Aim>
Copy each line of the data below exactly, leaving out pictures.

Listed records>
━━━━━━━━━━

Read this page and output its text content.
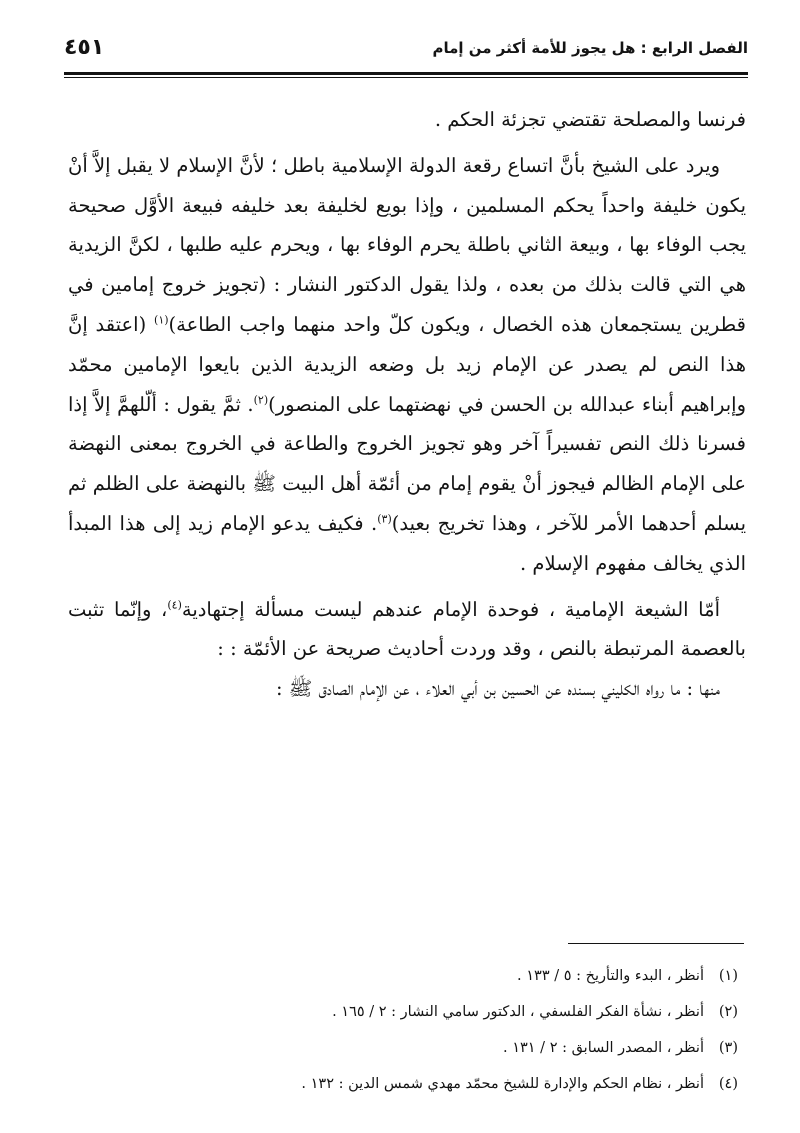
الفصل الرابع : هل يجوز للأمة أكثر من إمام
٤٥١

فرنسا والمصلحة تقتضي تجزئة الحكم .

ويرد على الشيخ بأنَّ اتساع رقعة الدولة الإسلامية باطل ؛ لأنَّ الإسلام لا يقبل إلاَّ أنْ يكون خليفة واحداً يحكم المسلمين ، وإذا بويع لخليفة بعد خليفه فبيعة الأوَّل صحيحة يجب الوفاء بها ، وبيعة الثاني باطلة يحرم الوفاء بها ، ويحرم عليه طلبها ، لكنَّ الزيدية هي التي قالت بذلك من بعده ، ولذا يقول الدكتور النشار : (تجويز خروج إمامين في قطرين يستجمعان هذه الخصال ، ويكون كلّ واحد منهما واجب الطاعة)$^{(١)}$ (اعتقد إنَّ هذا النص لم يصدر عن الإمام زيد بل وضعه الزيدية الذين بايعوا الإمامين محمّد وإبراهيم أبناء عبدالله بن الحسن في نهضتهما على المنصور)$^{(٢)}$. ثمَّ يقول : ألّلهمَّ إلاَّ إذا فسرنا ذلك النص تفسيراً آخر وهو تجويز الخروج والطاعة في الخروج بمعنى النهضة على الإمام الظالم فيجوز أنْ يقوم إمام من أئمّة أهل البيت ﷺ بالنهضة على الظلم ثم يسلم أحدهما الأمر للآخر ، وهذا تخريج بعيد)$^{(٣)}$. فكيف يدعو الإمام زيد إلى هذا المبدأ الذي يخالف مفهوم الإسلام .

أمّا الشيعة الإمامية ، فوحدة الإمام عندهم ليست مسألة إجتهادية$^{(٤)}$، وإنّما تثبت بالعصمة المرتبطة بالنص ، وقد وردت أحاديث صريحة عن الأئمّة : :

منها : ما رواه الكليني بسنده عن الحسين بن أبي العلاء ، عن الإمام الصادق ﷺ :

(١)أنظر ، البدء والتأريخ : ٥ / ١٣٣ .
(٢)أنظر ، نشأة الفكر الفلسفي ، الدكتور سامي النشار : ٢ / ١٦٥ .
(٣)أنظر ، المصدر السابق : ٢ / ١٣١ .
(٤)أنظر ، نظام الحكم والإدارة للشيخ محمّد مهدي شمس الدين : ١٣٢ .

━━━━━━━━━━

Answer in full>
Read this page and output its text content.
الفصل الرابع : هل يجوز للأمة أكثر من إمام
٤٥١

فرنسا والمصلحة تقتضي تجزئة الحكم .

ويرد على الشيخ بأنَّ اتساع رقعة الدولة الإسلامية باطل ؛ لأنَّ الإسلام لا يقبل إلاَّ أنْ يكون خليفة واحداً يحكم المسلمين ، وإذا بويع لخليفة بعد خليفه فبيعة الأوَّل صحيحة يجب الوفاء بها ، وبيعة الثاني باطلة يحرم الوفاء بها ، ويحرم عليه طلبها ، لكنَّ الزيدية هي التي قالت بذلك من بعده ، ولذا يقول الدكتور النشار : (تجويز خروج إمامين في قطرين يستجمعان هذه الخصال ، ويكون كلّ واحد منهما واجب الطاعة)$^{(١)}$ (اعتقد إنَّ هذا النص لم يصدر عن الإمام زيد بل وضعه الزيدية الذين بايعوا الإمامين محمّد وإبراهيم أبناء عبدالله بن الحسن في نهضتهما على المنصور)$^{(٢)}$. ثمَّ يقول : ألّلهمَّ إلاَّ إذا فسرنا ذلك النص تفسيراً آخر وهو تجويز الخروج والطاعة في الخروج بمعنى النهضة على الإمام الظالم فيجوز أنْ يقوم إمام من أئمّة أهل البيت ﷺ بالنهضة على الظلم ثم يسلم أحدهما الأمر للآخر ، وهذا تخريج بعيد)$^{(٣)}$. فكيف يدعو الإمام زيد إلى هذا المبدأ الذي يخالف مفهوم الإسلام .

أمّا الشيعة الإمامية ، فوحدة الإمام عندهم ليست مسألة إجتهادية$^{(٤)}$، وإنّما تثبت بالعصمة المرتبطة بالنص ، وقد وردت أحاديث صريحة عن الأئمّة : :

منها : ما رواه الكليني بسنده عن الحسين بن أبي العلاء ، عن الإمام الصادق ﷺ :

(١)أنظر ، البدء والتأريخ : ٥ / ١٣٣ .
(٢)أنظر ، نشأة الفكر الفلسفي ، الدكتور سامي النشار : ٢ / ١٦٥ .
(٣)أنظر ، المصدر السابق : ٢ / ١٣١ .
(٤)أنظر ، نظام الحكم والإدارة للشيخ محمّد مهدي شمس الدين : ١٣٢ .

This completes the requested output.